── Information supplied

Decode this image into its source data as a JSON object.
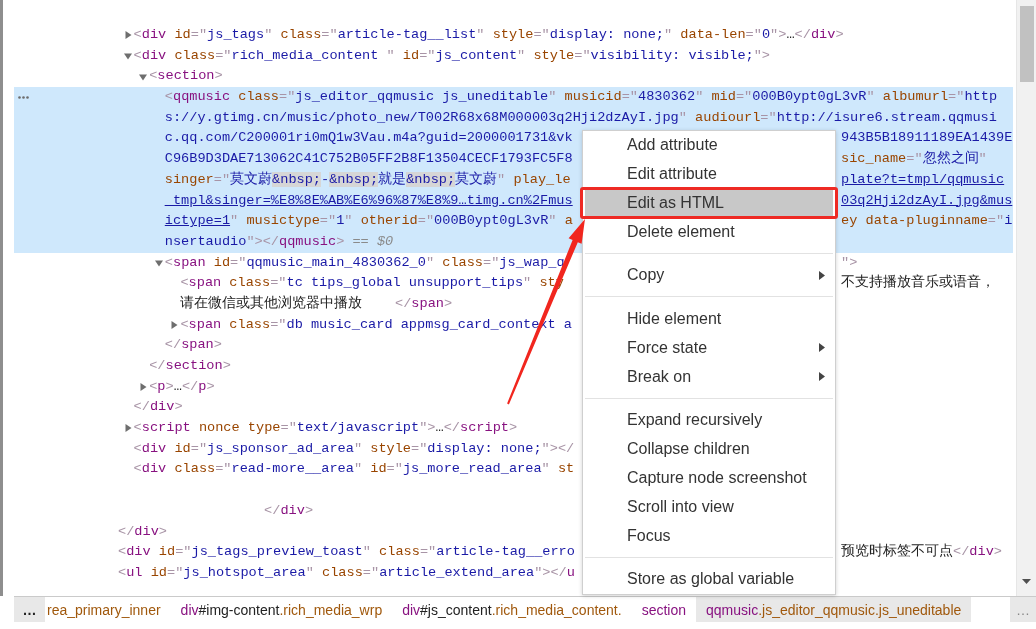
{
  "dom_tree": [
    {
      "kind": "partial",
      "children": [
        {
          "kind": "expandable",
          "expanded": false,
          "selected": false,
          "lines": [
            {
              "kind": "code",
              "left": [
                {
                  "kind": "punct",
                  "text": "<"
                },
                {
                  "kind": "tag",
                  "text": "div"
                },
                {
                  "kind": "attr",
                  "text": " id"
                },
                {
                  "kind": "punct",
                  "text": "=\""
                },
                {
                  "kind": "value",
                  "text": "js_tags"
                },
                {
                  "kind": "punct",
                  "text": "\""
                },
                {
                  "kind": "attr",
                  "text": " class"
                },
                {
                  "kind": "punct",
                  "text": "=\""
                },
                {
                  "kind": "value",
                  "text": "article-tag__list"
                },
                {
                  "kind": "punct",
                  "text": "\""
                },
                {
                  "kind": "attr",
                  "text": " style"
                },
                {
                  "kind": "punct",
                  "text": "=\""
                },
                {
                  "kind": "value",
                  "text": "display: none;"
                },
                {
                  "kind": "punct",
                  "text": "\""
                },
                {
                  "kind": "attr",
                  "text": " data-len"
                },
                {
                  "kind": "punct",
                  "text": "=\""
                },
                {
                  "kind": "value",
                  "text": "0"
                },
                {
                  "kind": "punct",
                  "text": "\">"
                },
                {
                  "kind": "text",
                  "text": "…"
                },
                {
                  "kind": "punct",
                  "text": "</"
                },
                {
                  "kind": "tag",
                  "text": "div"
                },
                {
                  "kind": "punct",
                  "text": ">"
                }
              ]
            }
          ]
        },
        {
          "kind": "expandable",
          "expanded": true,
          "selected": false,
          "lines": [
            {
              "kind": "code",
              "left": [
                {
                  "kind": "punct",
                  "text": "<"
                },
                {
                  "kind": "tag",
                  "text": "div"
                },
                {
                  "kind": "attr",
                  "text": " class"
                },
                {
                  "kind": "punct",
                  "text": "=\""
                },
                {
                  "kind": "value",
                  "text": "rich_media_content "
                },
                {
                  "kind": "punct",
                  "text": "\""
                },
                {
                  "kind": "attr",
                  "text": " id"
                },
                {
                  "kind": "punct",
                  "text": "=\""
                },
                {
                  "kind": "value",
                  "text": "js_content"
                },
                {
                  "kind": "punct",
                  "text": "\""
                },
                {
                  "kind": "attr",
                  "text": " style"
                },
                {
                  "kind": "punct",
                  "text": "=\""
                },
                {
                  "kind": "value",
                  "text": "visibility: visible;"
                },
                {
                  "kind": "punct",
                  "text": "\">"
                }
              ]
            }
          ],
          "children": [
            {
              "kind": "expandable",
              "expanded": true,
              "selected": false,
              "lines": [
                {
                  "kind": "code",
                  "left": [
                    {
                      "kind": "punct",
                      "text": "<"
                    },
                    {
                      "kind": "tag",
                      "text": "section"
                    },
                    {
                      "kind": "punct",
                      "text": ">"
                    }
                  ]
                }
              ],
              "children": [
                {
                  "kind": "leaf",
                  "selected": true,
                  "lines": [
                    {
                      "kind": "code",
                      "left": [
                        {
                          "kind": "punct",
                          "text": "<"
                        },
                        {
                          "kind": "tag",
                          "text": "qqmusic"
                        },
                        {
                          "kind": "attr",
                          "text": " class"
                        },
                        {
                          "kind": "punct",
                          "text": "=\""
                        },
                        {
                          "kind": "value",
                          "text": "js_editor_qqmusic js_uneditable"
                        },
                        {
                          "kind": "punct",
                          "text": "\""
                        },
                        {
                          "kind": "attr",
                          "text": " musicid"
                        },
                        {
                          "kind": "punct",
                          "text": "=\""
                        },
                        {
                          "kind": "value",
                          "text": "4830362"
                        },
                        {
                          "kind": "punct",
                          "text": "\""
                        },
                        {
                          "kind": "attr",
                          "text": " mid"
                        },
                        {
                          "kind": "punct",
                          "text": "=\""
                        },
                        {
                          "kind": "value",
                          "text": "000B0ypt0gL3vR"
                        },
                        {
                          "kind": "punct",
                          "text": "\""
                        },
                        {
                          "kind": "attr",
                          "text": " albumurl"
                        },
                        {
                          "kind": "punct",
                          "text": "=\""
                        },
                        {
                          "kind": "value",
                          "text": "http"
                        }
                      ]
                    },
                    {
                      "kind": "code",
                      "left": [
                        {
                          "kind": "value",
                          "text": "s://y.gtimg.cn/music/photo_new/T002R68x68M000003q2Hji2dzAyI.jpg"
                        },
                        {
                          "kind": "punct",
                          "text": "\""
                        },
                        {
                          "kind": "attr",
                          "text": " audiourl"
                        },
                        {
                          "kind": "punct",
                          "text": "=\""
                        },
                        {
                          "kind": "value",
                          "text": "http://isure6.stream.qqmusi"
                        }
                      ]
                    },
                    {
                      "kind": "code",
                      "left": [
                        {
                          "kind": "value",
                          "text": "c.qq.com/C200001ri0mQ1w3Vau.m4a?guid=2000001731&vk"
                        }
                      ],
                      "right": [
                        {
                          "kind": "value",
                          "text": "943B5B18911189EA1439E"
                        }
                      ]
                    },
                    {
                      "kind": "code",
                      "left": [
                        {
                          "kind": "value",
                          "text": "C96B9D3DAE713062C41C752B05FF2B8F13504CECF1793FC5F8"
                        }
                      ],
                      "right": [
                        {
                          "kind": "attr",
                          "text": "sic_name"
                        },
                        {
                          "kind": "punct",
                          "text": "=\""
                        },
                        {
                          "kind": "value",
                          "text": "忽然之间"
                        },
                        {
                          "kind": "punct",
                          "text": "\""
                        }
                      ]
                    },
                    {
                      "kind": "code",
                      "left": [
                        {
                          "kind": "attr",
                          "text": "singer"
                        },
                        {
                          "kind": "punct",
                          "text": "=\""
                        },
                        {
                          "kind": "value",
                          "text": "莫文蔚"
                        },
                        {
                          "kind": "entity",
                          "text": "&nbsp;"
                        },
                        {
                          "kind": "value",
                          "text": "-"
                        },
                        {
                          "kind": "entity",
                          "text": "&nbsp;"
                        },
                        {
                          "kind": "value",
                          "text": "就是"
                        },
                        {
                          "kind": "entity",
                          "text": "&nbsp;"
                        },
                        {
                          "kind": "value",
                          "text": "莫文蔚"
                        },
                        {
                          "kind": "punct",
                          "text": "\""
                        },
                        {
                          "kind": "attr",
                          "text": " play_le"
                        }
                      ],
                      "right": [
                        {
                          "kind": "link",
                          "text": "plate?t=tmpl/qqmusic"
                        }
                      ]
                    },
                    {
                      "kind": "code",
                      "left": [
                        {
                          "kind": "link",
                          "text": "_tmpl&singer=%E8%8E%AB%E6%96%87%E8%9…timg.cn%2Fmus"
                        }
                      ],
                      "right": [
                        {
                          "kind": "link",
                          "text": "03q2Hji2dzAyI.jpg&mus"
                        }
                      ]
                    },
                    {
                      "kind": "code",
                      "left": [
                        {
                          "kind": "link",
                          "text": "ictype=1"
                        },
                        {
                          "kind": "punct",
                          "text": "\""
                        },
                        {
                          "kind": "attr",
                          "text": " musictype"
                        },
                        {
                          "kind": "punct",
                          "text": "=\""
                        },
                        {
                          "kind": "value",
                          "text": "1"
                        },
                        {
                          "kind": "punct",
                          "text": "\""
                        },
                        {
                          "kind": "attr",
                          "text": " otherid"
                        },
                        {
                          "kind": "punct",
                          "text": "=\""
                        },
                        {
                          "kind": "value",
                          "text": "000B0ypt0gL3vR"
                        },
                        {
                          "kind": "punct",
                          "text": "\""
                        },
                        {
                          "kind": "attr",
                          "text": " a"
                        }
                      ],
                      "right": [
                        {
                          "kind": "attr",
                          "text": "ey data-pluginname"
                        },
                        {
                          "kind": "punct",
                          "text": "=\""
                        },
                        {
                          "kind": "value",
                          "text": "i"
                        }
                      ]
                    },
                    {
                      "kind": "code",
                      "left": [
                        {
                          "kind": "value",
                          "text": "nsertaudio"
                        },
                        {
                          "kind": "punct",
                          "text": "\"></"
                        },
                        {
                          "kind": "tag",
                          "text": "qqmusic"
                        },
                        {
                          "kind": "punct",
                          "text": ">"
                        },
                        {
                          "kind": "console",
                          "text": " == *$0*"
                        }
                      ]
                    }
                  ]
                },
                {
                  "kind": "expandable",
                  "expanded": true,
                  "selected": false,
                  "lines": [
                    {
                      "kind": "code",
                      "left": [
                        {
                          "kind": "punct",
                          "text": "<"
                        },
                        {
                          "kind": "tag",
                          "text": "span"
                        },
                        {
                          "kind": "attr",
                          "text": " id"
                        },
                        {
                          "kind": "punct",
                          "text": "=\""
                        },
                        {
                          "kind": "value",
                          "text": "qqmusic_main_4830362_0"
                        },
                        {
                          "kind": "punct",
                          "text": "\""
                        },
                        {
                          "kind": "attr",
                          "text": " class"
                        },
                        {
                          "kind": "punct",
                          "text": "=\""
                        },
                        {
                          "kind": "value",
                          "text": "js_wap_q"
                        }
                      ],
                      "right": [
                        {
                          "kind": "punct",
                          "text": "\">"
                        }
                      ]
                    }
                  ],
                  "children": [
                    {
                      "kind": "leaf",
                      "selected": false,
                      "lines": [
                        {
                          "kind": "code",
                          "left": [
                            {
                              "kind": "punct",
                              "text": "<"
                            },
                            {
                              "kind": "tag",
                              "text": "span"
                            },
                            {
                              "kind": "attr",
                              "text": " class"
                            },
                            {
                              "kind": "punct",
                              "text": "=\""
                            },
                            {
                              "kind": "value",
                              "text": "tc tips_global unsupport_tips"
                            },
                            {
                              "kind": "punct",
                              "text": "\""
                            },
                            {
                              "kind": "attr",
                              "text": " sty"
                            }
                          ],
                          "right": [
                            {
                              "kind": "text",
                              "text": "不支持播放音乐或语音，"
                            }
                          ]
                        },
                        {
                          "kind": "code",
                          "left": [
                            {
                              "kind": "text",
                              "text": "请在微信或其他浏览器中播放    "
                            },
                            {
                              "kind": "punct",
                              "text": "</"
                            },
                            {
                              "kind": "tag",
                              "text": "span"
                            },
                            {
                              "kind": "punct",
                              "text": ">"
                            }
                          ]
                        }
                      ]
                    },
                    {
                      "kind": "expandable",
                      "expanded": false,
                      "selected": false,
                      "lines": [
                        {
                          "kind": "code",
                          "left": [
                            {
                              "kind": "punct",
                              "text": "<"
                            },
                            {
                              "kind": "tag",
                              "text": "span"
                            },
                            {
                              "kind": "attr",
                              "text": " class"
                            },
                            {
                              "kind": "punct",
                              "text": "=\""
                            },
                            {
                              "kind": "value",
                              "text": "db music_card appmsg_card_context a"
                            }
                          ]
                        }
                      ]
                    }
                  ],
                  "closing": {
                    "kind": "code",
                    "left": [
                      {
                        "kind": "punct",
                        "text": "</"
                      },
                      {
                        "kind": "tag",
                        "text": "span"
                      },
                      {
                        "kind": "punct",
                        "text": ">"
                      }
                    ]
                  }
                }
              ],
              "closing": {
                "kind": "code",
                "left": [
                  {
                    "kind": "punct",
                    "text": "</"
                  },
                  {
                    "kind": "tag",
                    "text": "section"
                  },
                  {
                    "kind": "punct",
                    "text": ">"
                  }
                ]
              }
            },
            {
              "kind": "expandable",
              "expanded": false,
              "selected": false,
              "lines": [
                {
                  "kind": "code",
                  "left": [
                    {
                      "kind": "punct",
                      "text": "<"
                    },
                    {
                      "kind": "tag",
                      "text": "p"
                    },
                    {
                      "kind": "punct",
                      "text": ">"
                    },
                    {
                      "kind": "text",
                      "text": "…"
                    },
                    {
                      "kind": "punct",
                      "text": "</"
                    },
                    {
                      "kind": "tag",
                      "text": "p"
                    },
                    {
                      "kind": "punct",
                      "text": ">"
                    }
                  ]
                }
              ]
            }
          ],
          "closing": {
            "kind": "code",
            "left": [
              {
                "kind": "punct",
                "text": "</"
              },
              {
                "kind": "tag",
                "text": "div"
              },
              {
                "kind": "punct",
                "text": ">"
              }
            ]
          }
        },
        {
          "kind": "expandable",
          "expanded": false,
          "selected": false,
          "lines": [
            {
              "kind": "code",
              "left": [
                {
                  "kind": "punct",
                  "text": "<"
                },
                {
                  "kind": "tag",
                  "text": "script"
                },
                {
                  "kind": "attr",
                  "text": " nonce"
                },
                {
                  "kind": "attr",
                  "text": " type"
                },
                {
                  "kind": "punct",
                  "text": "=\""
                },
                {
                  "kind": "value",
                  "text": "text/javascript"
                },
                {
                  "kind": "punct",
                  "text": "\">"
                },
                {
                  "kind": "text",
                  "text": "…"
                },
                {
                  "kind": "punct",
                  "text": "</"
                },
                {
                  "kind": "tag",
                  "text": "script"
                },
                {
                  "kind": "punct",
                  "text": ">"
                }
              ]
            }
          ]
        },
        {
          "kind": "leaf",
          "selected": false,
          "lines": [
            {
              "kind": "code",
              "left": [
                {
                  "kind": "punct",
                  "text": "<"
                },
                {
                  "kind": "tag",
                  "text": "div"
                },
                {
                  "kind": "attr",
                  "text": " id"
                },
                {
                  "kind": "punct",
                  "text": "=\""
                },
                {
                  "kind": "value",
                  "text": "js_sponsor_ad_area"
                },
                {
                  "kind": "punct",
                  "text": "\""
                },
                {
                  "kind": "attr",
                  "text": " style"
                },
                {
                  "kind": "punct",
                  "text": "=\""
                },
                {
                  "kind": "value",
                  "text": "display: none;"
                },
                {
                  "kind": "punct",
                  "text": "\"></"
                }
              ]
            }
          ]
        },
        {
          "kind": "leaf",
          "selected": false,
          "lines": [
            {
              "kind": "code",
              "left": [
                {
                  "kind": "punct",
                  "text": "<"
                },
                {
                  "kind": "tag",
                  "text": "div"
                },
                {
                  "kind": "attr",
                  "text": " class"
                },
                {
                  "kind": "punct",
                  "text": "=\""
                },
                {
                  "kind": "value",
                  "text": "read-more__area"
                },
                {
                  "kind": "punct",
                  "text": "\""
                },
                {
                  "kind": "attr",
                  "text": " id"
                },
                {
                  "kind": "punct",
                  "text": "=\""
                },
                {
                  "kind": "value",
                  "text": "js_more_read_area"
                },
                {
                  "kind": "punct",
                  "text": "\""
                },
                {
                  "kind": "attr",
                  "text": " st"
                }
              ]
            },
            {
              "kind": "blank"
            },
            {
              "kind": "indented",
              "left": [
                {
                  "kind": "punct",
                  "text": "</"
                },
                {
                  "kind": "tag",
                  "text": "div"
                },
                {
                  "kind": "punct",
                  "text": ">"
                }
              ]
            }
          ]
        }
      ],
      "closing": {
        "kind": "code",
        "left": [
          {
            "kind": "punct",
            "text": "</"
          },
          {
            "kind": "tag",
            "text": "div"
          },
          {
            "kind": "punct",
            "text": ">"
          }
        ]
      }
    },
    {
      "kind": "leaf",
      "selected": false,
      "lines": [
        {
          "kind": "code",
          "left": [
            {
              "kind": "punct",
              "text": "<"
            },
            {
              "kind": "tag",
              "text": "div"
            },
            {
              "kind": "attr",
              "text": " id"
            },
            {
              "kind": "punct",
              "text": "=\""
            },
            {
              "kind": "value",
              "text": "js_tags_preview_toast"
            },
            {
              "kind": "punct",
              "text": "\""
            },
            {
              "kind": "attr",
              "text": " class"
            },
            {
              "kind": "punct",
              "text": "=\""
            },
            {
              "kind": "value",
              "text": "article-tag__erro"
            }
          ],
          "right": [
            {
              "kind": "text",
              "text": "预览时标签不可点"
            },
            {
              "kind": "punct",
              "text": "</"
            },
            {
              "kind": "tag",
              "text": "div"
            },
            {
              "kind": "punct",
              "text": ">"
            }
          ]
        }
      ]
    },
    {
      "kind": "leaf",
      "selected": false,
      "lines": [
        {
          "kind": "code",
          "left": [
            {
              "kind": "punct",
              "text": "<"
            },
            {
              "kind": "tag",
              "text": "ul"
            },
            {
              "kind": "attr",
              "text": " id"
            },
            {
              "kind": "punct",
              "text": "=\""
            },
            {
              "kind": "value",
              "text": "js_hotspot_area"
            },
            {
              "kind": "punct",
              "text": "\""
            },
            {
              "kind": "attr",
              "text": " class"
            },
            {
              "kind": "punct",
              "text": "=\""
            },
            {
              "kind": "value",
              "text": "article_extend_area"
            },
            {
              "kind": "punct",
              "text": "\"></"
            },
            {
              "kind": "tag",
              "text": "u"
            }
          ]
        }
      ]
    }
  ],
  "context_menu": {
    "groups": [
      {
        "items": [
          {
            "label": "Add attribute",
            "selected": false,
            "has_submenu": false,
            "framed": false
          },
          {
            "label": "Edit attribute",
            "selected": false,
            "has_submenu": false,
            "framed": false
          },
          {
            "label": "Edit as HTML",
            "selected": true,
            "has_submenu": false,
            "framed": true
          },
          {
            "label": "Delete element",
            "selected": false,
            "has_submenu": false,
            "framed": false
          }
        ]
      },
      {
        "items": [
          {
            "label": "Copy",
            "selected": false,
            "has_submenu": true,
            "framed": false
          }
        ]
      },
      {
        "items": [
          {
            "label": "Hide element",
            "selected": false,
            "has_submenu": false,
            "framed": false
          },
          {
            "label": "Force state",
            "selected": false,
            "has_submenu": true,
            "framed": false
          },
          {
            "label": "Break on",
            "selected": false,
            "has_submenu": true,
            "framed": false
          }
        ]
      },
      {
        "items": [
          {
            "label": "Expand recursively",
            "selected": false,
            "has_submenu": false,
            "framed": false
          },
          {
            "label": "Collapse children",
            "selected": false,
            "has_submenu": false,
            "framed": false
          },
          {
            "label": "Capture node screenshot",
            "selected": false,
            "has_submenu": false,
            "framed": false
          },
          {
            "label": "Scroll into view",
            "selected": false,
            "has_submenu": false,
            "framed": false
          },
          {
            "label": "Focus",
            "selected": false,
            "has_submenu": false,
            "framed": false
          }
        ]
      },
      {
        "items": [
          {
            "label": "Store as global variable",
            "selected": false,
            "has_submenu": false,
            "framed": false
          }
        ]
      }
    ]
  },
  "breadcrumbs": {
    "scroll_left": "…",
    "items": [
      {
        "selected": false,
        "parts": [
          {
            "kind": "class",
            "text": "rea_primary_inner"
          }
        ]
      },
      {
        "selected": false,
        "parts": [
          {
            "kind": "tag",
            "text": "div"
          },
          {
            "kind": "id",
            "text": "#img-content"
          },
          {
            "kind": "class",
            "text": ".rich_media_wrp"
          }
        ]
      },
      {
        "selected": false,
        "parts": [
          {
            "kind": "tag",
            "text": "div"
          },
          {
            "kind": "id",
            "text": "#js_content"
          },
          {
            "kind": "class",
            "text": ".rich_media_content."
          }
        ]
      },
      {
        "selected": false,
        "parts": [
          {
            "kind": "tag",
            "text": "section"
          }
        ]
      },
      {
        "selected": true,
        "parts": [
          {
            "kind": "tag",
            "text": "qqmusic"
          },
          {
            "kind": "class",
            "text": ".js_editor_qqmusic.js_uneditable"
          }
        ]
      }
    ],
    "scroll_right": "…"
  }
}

────

▶ [What to work on] Extract every line containing the string "true" from the data above.

▶ [Complete response]
          "expanded": true,
              "expanded": true,
                  "selected": true,
                  "expanded": true,
            "selected": true,
            "framed": true
            "has_submenu": true,
            "has_submenu": true,
            "has_submenu": true,
        "selected": true,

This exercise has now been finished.